## Short exercise
Return the number of lines holding "style", with nothing added.

[BEGIN Data for processing]

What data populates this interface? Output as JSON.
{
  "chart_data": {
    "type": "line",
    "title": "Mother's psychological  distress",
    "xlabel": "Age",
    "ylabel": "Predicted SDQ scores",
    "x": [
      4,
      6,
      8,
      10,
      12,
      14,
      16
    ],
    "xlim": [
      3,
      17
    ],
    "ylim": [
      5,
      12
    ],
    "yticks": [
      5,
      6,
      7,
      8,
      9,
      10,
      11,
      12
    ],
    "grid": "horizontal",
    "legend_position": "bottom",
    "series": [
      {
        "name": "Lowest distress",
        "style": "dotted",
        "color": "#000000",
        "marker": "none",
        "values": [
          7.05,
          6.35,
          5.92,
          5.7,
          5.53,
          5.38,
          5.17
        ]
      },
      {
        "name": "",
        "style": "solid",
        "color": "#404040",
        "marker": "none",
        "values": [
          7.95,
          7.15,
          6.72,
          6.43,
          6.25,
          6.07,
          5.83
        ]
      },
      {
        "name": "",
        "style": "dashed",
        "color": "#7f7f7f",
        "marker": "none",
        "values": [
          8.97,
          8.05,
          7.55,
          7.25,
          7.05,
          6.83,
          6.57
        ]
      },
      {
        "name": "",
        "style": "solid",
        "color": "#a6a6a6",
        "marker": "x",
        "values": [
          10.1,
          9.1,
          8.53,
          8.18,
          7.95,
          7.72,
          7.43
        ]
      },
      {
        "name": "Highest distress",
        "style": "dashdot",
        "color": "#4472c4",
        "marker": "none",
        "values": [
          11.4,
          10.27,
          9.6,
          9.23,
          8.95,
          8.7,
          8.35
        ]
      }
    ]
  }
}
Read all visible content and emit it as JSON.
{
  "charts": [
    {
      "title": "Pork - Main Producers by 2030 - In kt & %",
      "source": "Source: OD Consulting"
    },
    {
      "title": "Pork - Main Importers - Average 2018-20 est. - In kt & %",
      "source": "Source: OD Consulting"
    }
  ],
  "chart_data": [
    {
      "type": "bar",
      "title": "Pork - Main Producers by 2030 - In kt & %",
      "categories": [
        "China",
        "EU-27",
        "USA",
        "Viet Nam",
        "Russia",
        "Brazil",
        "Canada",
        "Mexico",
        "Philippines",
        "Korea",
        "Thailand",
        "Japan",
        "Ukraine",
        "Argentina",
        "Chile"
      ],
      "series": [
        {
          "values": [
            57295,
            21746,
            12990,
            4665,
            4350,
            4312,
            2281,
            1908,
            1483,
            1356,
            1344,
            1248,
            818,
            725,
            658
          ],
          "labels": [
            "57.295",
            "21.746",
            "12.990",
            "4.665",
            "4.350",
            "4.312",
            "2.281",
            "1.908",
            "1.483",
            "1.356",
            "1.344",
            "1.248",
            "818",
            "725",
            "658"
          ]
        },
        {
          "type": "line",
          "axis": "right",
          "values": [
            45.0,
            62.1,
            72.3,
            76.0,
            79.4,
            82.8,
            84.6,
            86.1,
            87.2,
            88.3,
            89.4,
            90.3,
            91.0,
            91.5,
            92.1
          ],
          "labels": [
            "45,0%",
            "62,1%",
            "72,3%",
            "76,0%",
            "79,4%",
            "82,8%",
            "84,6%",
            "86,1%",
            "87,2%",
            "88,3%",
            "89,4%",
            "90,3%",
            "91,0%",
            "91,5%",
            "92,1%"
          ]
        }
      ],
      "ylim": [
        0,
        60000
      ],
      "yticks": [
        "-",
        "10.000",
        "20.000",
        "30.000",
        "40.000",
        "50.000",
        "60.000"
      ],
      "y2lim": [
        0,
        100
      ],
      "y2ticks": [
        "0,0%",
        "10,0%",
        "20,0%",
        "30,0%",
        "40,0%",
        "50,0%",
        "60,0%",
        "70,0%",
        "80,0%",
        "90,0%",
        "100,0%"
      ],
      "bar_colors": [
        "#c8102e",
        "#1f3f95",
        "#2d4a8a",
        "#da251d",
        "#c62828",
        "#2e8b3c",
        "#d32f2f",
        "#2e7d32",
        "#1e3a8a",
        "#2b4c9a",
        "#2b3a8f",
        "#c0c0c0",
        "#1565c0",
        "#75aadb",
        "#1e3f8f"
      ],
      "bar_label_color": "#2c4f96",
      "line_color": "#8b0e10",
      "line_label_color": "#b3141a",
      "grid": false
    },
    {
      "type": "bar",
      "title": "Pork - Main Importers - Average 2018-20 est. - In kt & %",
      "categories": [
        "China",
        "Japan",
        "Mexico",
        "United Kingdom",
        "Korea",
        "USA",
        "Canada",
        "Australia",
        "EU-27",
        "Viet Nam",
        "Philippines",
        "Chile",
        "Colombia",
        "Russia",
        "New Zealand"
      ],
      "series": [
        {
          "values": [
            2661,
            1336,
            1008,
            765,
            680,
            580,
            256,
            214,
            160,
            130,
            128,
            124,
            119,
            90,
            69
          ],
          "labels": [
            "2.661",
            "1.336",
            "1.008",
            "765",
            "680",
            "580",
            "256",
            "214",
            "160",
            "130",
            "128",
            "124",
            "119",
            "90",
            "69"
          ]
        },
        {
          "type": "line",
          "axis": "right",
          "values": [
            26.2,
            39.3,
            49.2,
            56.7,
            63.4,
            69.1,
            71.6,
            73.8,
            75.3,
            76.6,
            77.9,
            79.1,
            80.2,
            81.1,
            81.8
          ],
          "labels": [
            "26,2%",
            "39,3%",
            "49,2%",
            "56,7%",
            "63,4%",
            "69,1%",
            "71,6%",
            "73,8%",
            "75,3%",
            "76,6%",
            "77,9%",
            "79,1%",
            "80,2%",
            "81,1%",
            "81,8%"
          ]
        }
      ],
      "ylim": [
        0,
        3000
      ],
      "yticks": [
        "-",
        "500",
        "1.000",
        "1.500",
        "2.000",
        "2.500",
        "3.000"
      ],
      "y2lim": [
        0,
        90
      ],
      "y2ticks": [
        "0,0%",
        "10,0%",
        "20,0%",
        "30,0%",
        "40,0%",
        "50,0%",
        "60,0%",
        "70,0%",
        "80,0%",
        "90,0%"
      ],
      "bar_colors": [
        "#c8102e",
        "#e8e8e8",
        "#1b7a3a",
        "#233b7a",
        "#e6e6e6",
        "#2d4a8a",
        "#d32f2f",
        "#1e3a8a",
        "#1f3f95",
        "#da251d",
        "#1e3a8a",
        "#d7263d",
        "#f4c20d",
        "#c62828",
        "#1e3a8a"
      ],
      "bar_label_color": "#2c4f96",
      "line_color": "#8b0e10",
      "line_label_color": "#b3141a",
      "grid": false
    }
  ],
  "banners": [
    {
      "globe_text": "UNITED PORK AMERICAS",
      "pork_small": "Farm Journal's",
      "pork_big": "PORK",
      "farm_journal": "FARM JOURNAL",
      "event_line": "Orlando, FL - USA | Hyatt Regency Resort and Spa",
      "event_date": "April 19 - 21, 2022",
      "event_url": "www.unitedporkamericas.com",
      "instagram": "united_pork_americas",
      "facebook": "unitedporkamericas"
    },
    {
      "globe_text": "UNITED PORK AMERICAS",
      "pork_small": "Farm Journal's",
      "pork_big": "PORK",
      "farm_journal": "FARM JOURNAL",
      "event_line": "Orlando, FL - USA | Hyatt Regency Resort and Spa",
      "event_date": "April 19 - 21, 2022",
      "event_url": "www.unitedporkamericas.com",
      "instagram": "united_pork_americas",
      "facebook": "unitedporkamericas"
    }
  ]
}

[END Data for processing]
[BEGIN Data for processing]

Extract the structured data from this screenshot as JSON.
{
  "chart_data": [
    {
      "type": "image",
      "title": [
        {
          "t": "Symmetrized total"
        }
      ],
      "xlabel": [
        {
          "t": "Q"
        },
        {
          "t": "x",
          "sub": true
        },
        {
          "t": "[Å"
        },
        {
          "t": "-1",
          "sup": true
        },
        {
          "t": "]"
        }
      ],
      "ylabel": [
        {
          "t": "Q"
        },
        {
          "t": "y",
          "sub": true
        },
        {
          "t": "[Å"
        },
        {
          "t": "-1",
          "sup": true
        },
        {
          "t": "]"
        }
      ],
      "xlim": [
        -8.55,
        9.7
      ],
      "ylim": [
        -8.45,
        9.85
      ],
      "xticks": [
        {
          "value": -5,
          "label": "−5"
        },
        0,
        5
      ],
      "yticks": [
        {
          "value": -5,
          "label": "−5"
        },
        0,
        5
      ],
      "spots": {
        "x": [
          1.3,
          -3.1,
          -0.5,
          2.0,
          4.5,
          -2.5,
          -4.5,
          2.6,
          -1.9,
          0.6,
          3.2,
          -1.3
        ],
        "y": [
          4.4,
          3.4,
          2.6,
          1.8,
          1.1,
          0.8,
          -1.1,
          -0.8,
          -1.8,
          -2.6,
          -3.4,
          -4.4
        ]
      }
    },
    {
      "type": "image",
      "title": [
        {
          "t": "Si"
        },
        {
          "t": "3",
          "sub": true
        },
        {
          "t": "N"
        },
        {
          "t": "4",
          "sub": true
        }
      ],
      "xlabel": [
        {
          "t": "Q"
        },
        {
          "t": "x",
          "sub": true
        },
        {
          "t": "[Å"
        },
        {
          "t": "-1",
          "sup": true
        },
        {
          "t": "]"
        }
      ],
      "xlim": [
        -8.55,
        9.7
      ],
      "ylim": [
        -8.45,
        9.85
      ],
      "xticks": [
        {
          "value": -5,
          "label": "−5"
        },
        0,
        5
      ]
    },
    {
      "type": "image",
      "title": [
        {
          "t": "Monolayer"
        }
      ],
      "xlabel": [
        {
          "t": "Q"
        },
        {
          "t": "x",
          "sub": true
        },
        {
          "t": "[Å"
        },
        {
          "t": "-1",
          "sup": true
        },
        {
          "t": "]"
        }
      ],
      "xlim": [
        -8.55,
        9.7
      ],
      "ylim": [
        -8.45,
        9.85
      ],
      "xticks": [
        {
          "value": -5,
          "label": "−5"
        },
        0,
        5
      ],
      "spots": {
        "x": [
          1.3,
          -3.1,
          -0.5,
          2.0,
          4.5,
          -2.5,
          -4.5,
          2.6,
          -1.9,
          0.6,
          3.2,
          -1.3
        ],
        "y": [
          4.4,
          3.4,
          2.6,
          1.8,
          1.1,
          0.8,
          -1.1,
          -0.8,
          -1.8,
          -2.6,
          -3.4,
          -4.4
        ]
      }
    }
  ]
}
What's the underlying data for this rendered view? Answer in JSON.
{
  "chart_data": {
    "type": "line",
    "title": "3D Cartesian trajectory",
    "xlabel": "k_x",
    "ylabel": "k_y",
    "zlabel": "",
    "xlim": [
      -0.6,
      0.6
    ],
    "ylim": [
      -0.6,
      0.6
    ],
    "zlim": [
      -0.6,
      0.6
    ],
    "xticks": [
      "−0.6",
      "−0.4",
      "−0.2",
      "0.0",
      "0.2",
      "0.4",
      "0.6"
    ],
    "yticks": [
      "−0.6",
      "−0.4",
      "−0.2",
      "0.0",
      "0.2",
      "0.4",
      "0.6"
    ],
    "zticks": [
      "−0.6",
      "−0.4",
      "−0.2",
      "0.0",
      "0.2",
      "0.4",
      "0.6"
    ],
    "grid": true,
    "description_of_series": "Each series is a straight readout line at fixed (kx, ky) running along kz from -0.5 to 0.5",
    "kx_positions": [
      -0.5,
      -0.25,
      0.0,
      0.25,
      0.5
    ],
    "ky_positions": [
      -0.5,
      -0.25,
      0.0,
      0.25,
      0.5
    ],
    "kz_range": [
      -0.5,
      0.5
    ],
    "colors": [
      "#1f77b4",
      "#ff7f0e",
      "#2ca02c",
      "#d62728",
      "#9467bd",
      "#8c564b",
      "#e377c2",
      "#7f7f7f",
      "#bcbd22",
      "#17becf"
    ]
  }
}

[END Data for processing]

## Exercise output
5